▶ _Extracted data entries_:
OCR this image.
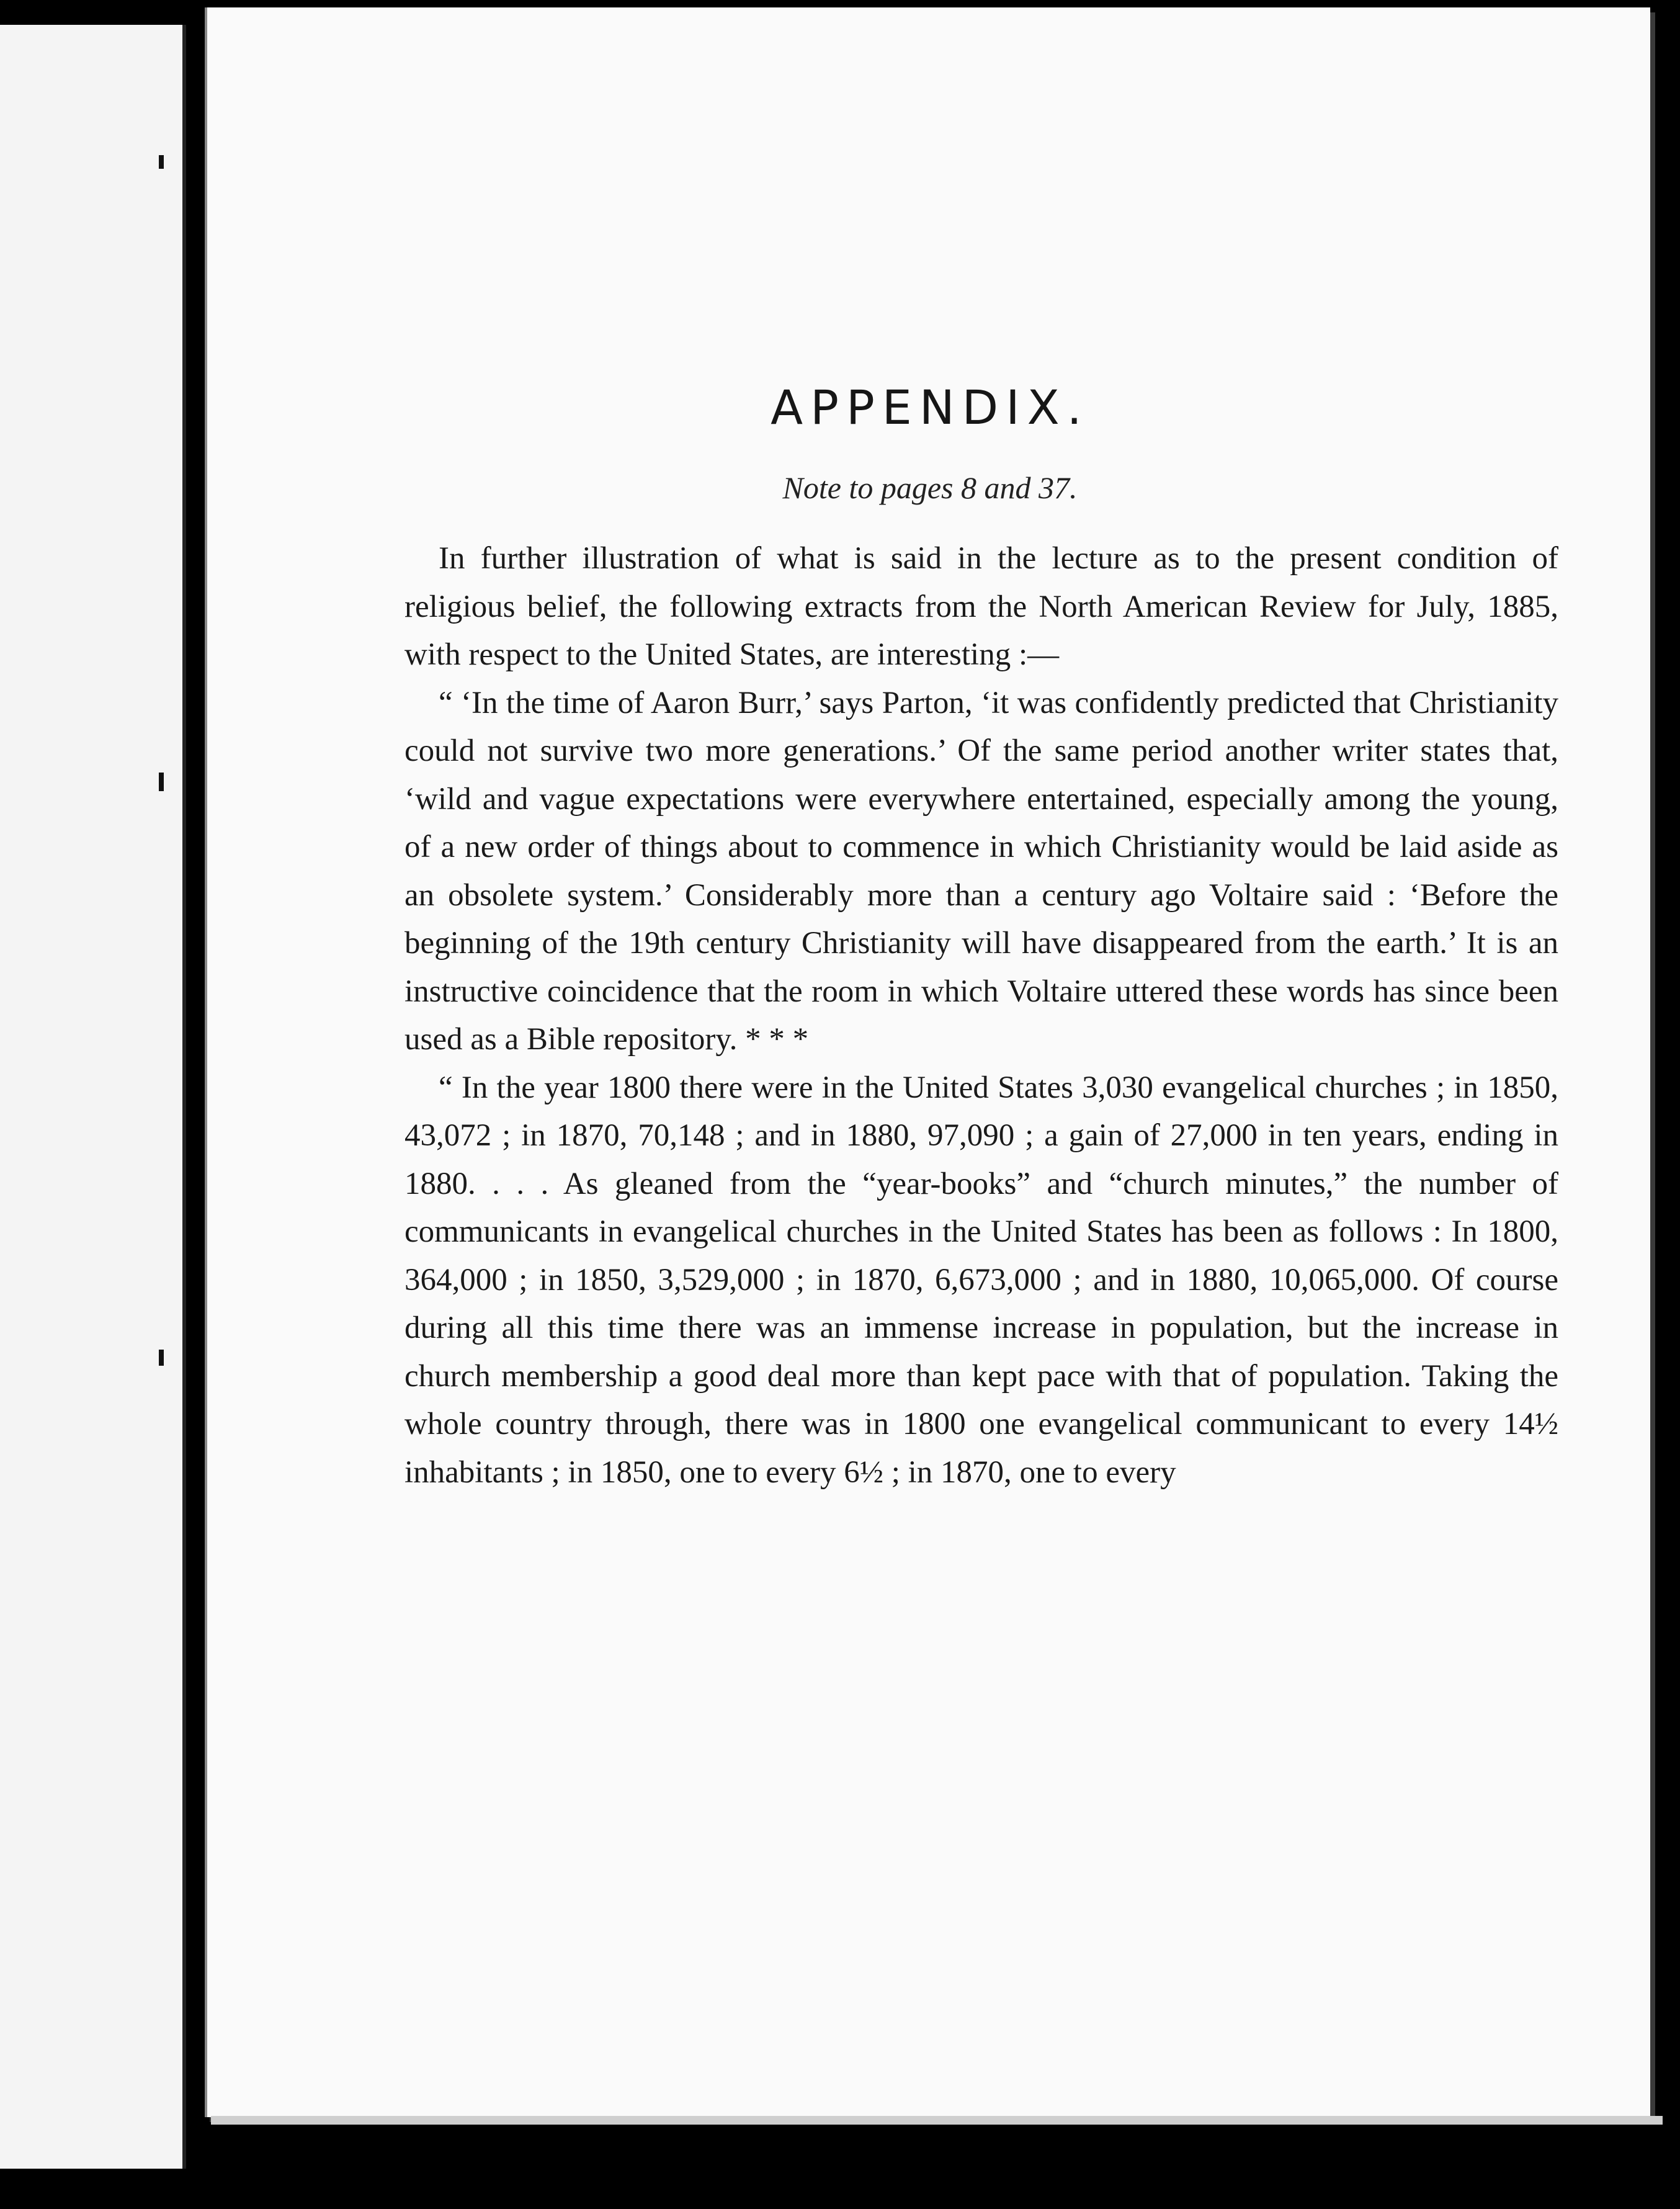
APPENDIX.
Note to pages 8 and 37.

In further illustration of what is said in the lecture as to the present condition of religious belief, the following extracts from the North American Review for July, 1885, with respect to the United States, are interesting :—

“ ‘In the time of Aaron Burr,’ says Parton, ‘it was confidently predicted that Christianity could not survive two more generations.’ Of the same period another writer states that, ‘wild and vague expectations were everywhere entertained, especially among the young, of a new order of things about to commence in which Christianity would be laid aside as an obsolete system.’ Considerably more than a century ago Voltaire said : ‘Before the beginning of the 19th century Christianity will have disappeared from the earth.’ It is an instructive coincidence that the room in which Voltaire uttered these words has since been used as a Bible repository. * * *

“ In the year 1800 there were in the United States 3,030 evangelical churches ; in 1850, 43,072 ; in 1870, 70,148 ; and in 1880, 97,090 ; a gain of 27,000 in ten years, ending in 1880. . . . As gleaned from the “year-books” and “church minutes,” the number of communicants in evangelical churches in the United States has been as follows : In 1800, 364,000 ; in 1850, 3,529,000 ; in 1870, 6,673,000 ; and in 1880, 10,065,000. Of course during all this time there was an immense increase in population, but the increase in church membership a good deal more than kept pace with that of population. Taking the whole country through, there was in 1800 one evangelical communicant to every 14½ inhabitants ; in 1850, one to every 6½ ; in 1870, one to every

▶ _Your objective_: Without the pictures, print the records in full, exactly as they appear.

▶ _Written response_:
OCR this image.
APPENDIX.
Note to pages 8 and 37.

In further illustration of what is said in the lecture as to the present condition of religious belief, the following extracts from the North American Review for July, 1885, with respect to the United States, are interesting :—

“ ‘In the time of Aaron Burr,’ says Parton, ‘it was confidently predicted that Christianity could not survive two more generations.’ Of the same period another writer states that, ‘wild and vague expectations were everywhere entertained, especially among the young, of a new order of things about to commence in which Christianity would be laid aside as an obsolete system.’ Considerably more than a century ago Voltaire said : ‘Before the beginning of the 19th century Christianity will have disappeared from the earth.’ It is an instructive coincidence that the room in which Voltaire uttered these words has since been used as a Bible repository. * * *

“ In the year 1800 there were in the United States 3,030 evangelical churches ; in 1850, 43,072 ; in 1870, 70,148 ; and in 1880, 97,090 ; a gain of 27,000 in ten years, ending in 1880. . . . As gleaned from the “year-books” and “church minutes,” the number of communicants in evangelical churches in the United States has been as follows : In 1800, 364,000 ; in 1850, 3,529,000 ; in 1870, 6,673,000 ; and in 1880, 10,065,000. Of course during all this time there was an immense increase in population, but the increase in church membership a good deal more than kept pace with that of population. Taking the whole country through, there was in 1800 one evangelical communicant to every 14½ inhabitants ; in 1850, one to every 6½ ; in 1870, one to every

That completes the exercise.